▶ **SUPPLIED MATERIAL**:
• • • •
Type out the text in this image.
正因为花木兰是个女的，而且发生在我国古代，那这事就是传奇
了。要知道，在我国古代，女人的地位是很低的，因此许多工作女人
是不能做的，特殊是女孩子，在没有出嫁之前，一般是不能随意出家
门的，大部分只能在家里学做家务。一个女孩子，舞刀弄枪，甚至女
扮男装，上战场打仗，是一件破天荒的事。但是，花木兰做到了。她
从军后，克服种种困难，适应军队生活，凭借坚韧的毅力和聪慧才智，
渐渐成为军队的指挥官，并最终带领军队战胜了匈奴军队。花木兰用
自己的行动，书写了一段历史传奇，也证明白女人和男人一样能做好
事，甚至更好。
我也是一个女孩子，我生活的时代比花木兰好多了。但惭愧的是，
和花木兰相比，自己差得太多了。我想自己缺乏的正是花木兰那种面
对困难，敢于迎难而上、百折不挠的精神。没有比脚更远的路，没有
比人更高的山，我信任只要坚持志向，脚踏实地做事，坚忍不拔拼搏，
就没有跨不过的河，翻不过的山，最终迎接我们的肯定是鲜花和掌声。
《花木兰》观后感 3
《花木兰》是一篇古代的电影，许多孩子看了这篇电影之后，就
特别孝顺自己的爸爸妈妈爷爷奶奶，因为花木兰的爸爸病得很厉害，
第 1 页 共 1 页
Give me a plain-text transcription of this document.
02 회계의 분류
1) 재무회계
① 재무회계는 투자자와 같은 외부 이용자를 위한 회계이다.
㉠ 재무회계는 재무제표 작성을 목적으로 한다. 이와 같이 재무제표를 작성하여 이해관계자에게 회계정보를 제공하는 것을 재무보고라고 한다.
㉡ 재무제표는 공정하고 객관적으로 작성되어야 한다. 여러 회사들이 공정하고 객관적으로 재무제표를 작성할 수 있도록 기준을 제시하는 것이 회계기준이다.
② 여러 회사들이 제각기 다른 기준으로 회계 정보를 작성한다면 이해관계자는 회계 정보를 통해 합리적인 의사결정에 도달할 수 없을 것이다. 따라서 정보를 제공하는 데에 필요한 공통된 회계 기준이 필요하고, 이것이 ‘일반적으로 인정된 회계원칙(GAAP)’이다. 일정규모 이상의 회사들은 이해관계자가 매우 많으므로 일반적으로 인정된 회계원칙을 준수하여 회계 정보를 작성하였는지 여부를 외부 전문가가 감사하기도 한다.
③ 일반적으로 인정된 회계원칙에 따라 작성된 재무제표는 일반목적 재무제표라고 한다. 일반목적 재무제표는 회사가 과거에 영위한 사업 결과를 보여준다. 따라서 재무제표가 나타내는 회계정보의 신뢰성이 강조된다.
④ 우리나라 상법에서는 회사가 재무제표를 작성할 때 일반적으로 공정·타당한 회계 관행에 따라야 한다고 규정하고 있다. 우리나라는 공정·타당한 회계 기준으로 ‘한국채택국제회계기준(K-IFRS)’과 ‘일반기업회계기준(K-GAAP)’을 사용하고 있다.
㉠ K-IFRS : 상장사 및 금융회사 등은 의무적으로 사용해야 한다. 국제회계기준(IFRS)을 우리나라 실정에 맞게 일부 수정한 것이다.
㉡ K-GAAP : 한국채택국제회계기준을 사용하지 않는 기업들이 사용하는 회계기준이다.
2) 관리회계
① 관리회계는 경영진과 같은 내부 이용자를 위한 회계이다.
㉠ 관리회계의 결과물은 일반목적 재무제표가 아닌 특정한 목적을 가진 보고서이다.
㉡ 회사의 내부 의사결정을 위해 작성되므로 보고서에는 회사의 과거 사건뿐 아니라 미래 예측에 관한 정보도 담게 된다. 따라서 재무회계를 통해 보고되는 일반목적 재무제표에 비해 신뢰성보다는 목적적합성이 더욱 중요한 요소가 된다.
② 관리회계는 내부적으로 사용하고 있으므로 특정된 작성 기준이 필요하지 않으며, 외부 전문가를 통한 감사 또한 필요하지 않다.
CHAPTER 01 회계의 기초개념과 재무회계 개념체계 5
• • • •
▶ **TASK GOAL**:
Reproduce the full listing exactly.

▶ **SOLUTION FOR THIS TASK**:
Type out the text in this image.
正因为花木兰是个女的，而且发生在我国古代，那这事就是传奇
了。要知道，在我国古代，女人的地位是很低的，因此许多工作女人
是不能做的，特殊是女孩子，在没有出嫁之前，一般是不能随意出家
门的，大部分只能在家里学做家务。一个女孩子，舞刀弄枪，甚至女
扮男装，上战场打仗，是一件破天荒的事。但是，花木兰做到了。她
从军后，克服种种困难，适应军队生活，凭借坚韧的毅力和聪慧才智，
渐渐成为军队的指挥官，并最终带领军队战胜了匈奴军队。花木兰用
自己的行动，书写了一段历史传奇，也证明白女人和男人一样能做好
事，甚至更好。
我也是一个女孩子，我生活的时代比花木兰好多了。但惭愧的是，
和花木兰相比，自己差得太多了。我想自己缺乏的正是花木兰那种面
对困难，敢于迎难而上、百折不挠的精神。没有比脚更远的路，没有
比人更高的山，我信任只要坚持志向，脚踏实地做事，坚忍不拔拼搏，
就没有跨不过的河，翻不过的山，最终迎接我们的肯定是鲜花和掌声。
《花木兰》观后感 3
《花木兰》是一篇古代的电影，许多孩子看了这篇电影之后，就
特别孝顺自己的爸爸妈妈爷爷奶奶，因为花木兰的爸爸病得很厉害，
第 1 页 共 1 页
Give me a plain-text transcription of this document.
02 회계의 분류
1) 재무회계
① 재무회계는 투자자와 같은 외부 이용자를 위한 회계이다.
㉠ 재무회계는 재무제표 작성을 목적으로 한다. 이와 같이 재무제표를 작성하여 이해관계자에게 회계정보를 제공하는 것을 재무보고라고 한다.
㉡ 재무제표는 공정하고 객관적으로 작성되어야 한다. 여러 회사들이 공정하고 객관적으로 재무제표를 작성할 수 있도록 기준을 제시하는 것이 회계기준이다.
② 여러 회사들이 제각기 다른 기준으로 회계 정보를 작성한다면 이해관계자는 회계 정보를 통해 합리적인 의사결정에 도달할 수 없을 것이다. 따라서 정보를 제공하는 데에 필요한 공통된 회계 기준이 필요하고, 이것이 ‘일반적으로 인정된 회계원칙(GAAP)’이다. 일정규모 이상의 회사들은 이해관계자가 매우 많으므로 일반적으로 인정된 회계원칙을 준수하여 회계 정보를 작성하였는지 여부를 외부 전문가가 감사하기도 한다.
③ 일반적으로 인정된 회계원칙에 따라 작성된 재무제표는 일반목적 재무제표라고 한다. 일반목적 재무제표는 회사가 과거에 영위한 사업 결과를 보여준다. 따라서 재무제표가 나타내는 회계정보의 신뢰성이 강조된다.
④ 우리나라 상법에서는 회사가 재무제표를 작성할 때 일반적으로 공정·타당한 회계 관행에 따라야 한다고 규정하고 있다. 우리나라는 공정·타당한 회계 기준으로 ‘한국채택국제회계기준(K-IFRS)’과 ‘일반기업회계기준(K-GAAP)’을 사용하고 있다.
㉠ K-IFRS : 상장사 및 금융회사 등은 의무적으로 사용해야 한다. 국제회계기준(IFRS)을 우리나라 실정에 맞게 일부 수정한 것이다.
㉡ K-GAAP : 한국채택국제회계기준을 사용하지 않는 기업들이 사용하는 회계기준이다.
2) 관리회계
① 관리회계는 경영진과 같은 내부 이용자를 위한 회계이다.
㉠ 관리회계의 결과물은 일반목적 재무제표가 아닌 특정한 목적을 가진 보고서이다.
㉡ 회사의 내부 의사결정을 위해 작성되므로 보고서에는 회사의 과거 사건뿐 아니라 미래 예측에 관한 정보도 담게 된다. 따라서 재무회계를 통해 보고되는 일반목적 재무제표에 비해 신뢰성보다는 목적적합성이 더욱 중요한 요소가 된다.
② 관리회계는 내부적으로 사용하고 있으므로 특정된 작성 기준이 필요하지 않으며, 외부 전문가를 통한 감사 또한 필요하지 않다.
CHAPTER 01 회계의 기초개념과 재무회계 개념체계 5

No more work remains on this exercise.